-------- DATASET RECORDS --------

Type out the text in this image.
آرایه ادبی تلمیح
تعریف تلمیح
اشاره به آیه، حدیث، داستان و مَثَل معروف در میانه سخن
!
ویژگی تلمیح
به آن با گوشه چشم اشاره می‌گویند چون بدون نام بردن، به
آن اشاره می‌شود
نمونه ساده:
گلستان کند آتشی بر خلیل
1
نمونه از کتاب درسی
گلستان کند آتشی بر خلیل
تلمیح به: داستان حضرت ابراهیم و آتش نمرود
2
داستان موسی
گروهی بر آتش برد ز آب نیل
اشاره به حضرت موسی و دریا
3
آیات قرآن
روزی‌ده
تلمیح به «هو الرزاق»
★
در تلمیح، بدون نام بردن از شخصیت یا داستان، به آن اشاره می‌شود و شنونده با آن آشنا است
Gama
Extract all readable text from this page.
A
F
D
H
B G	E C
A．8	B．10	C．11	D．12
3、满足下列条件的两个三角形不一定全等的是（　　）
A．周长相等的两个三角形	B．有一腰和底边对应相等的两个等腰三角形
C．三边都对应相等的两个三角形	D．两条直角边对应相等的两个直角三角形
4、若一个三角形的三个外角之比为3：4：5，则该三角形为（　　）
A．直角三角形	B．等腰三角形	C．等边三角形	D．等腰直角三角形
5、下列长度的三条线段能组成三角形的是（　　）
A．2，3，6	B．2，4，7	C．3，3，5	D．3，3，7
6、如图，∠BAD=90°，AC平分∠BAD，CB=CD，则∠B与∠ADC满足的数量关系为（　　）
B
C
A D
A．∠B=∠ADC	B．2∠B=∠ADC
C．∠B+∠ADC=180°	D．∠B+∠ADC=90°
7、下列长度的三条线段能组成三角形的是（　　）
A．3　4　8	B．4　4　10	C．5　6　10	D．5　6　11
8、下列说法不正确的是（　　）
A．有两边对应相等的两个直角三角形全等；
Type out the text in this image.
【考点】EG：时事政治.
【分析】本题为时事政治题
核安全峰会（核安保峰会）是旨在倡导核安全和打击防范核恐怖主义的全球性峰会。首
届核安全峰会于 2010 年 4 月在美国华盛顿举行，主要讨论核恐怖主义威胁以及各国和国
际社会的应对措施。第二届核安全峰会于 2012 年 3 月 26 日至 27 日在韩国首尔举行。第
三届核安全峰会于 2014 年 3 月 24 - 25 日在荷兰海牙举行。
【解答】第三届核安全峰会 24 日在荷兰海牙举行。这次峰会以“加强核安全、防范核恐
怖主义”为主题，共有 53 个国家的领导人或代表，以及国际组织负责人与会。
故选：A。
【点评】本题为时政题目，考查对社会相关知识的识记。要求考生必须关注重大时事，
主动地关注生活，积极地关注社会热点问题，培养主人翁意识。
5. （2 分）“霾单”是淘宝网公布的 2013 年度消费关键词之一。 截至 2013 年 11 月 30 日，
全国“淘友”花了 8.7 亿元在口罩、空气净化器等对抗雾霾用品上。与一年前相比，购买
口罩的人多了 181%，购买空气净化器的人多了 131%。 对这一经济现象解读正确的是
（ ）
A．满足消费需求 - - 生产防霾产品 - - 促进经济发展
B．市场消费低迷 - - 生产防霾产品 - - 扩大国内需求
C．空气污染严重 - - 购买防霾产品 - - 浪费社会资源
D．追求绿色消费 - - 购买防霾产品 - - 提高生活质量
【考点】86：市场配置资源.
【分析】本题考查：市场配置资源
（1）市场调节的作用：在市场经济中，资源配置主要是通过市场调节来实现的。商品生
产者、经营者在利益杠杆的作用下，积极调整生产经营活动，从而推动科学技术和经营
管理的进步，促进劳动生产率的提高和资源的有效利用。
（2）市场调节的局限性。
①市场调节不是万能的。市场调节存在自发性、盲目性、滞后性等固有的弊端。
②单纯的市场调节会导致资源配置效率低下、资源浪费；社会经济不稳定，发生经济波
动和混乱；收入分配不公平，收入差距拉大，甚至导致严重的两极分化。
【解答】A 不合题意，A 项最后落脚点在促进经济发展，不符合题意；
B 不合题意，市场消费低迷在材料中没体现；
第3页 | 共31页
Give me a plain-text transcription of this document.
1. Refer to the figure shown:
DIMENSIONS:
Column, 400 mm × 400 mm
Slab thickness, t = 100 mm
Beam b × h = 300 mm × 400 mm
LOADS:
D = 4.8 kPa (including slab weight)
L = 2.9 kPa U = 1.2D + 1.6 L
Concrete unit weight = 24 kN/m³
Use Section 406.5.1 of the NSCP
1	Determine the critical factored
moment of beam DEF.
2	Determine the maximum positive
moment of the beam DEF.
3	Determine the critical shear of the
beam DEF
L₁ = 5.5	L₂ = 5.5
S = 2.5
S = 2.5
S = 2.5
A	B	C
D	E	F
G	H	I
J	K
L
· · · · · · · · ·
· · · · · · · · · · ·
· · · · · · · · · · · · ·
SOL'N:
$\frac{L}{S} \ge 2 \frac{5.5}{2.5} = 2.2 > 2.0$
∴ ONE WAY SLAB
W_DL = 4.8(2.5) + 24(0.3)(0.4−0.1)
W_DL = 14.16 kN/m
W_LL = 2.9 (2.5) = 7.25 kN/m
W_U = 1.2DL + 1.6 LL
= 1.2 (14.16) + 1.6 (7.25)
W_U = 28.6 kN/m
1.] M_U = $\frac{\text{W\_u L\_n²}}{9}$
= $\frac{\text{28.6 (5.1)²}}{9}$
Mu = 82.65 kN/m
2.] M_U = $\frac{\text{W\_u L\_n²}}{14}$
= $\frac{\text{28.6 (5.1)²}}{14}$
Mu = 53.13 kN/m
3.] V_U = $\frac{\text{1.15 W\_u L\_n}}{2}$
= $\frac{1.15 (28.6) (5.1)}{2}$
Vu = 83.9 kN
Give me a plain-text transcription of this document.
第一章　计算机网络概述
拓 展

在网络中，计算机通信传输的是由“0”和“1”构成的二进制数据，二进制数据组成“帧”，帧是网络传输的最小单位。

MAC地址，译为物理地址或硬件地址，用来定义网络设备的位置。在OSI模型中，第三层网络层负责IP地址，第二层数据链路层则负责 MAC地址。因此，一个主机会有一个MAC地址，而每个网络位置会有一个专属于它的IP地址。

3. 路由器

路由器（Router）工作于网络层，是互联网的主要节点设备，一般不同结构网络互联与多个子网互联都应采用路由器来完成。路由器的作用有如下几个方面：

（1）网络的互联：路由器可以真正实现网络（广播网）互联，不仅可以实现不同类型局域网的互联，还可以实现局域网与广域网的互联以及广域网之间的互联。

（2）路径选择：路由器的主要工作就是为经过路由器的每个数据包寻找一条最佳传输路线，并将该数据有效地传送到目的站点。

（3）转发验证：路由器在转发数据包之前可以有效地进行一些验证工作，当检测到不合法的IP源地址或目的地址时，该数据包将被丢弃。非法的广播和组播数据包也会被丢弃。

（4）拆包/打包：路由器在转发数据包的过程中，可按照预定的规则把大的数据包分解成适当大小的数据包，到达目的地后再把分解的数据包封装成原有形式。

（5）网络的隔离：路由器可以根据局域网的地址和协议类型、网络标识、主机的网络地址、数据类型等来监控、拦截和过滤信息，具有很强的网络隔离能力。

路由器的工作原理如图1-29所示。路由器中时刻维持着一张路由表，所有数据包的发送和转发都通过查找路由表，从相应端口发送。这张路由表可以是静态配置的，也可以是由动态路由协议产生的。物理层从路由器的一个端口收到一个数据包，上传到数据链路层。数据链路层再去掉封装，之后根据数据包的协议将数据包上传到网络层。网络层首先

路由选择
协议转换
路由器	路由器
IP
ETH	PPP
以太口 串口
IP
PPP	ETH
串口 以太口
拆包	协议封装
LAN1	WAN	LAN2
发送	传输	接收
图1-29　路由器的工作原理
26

--------

### [GIVEN TASK]
Locate and copy each line in the data above that includes the word "下列长度的三条线段能组成三角形的是".

### [SOLUTION TO THIS PROBLEM]
5、下列长度的三条线段能组成三角形的是（　　）
7、下列长度的三条线段能组成三角形的是（　　）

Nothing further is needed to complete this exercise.